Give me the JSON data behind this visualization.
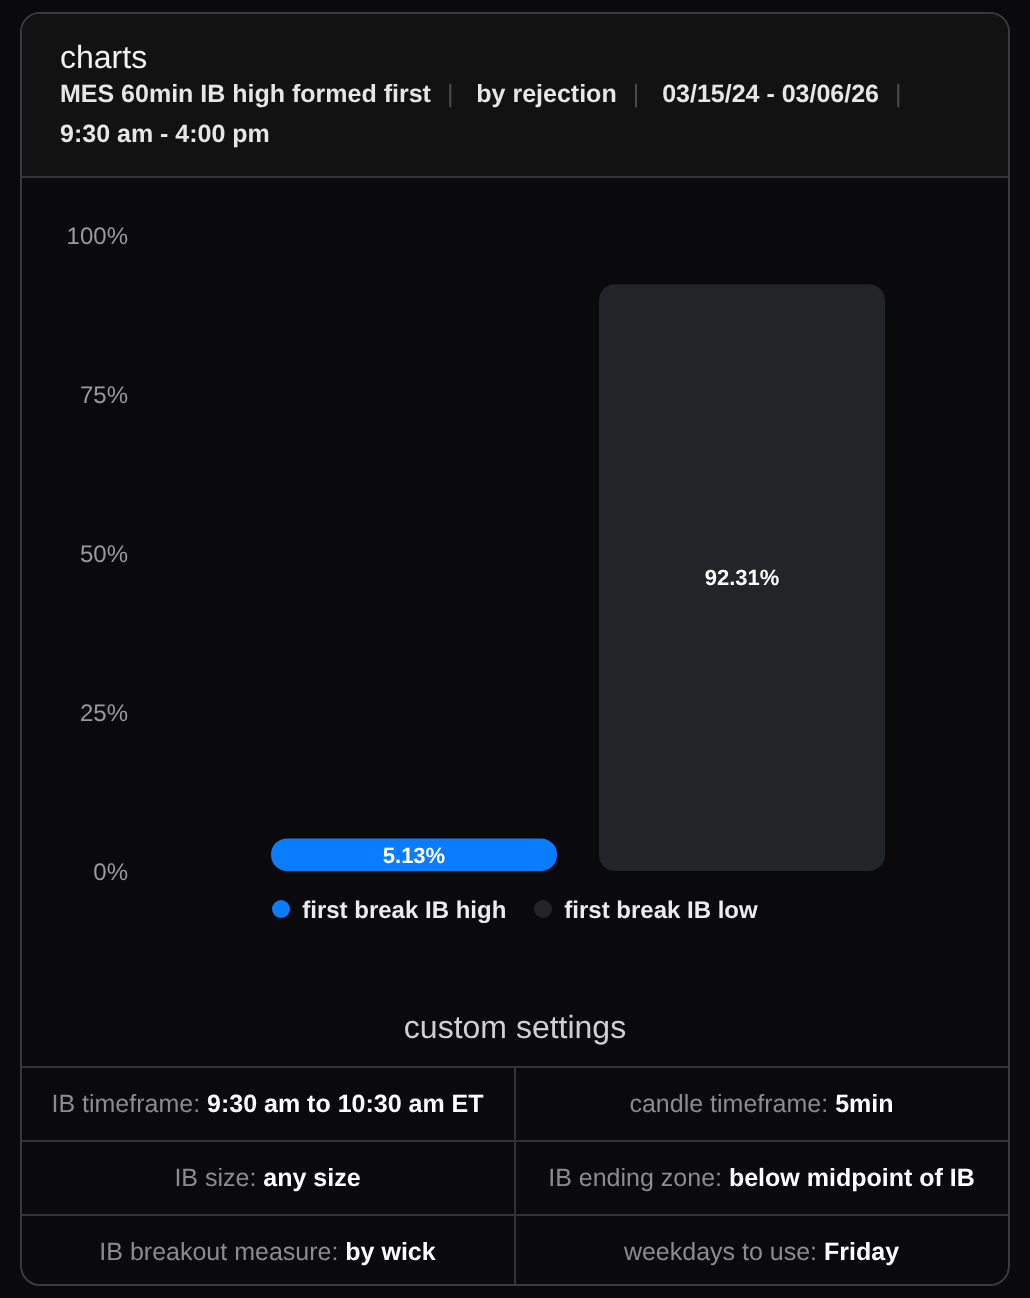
{
  "chart_data": [
    {
      "type": "bar",
      "title": "charts",
      "subtitle": "MES 60min IB high formed first | by rejection | 03/15/24 - 03/06/26 | 9:30 am - 4:00 pm",
      "categories": [
        null,
        null
      ],
      "series": [
        {
          "name": "first break IB high",
          "color": "#0a7cff",
          "values": [
            5.13,
            null
          ],
          "value_labels": [
            "5.13%",
            null
          ]
        },
        {
          "name": "first break IB low",
          "color": "#232428",
          "values": [
            null,
            92.31
          ],
          "value_labels": [
            null,
            "92.31%"
          ]
        }
      ],
      "stacked": true,
      "ylim": [
        0,
        100
      ],
      "yticks": [
        {
          "value": 0,
          "label": "0%"
        },
        {
          "value": 25,
          "label": "25%"
        },
        {
          "value": 50,
          "label": "50%"
        },
        {
          "value": 75,
          "label": "75%"
        },
        {
          "value": 100,
          "label": "100%"
        }
      ],
      "grid": false,
      "legend": "bottom",
      "tick_labels": "y"
    },
    {
      "type": "other",
      "title": "custom settings",
      "annotations": [
        "IB timeframe: 9:30 am to 10:30 am ET",
        "candle timeframe: 5min",
        "IB size: any size",
        "IB ending zone: below midpoint of IB",
        "IB breakout measure: by wick",
        "weekdays to use: Friday"
      ]
    }
  ]
}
○ ○ ○ ○ ○
§ Goal
Using the material above, gather every line that includes "first".

§ Task output
      "subtitle": "MES 60min IB high formed first | by rejection | 03/15/24 - 03/06/26 | 9:30 am - 4:00 pm",
          "name": "first break IB high",
          "name": "first break IB low",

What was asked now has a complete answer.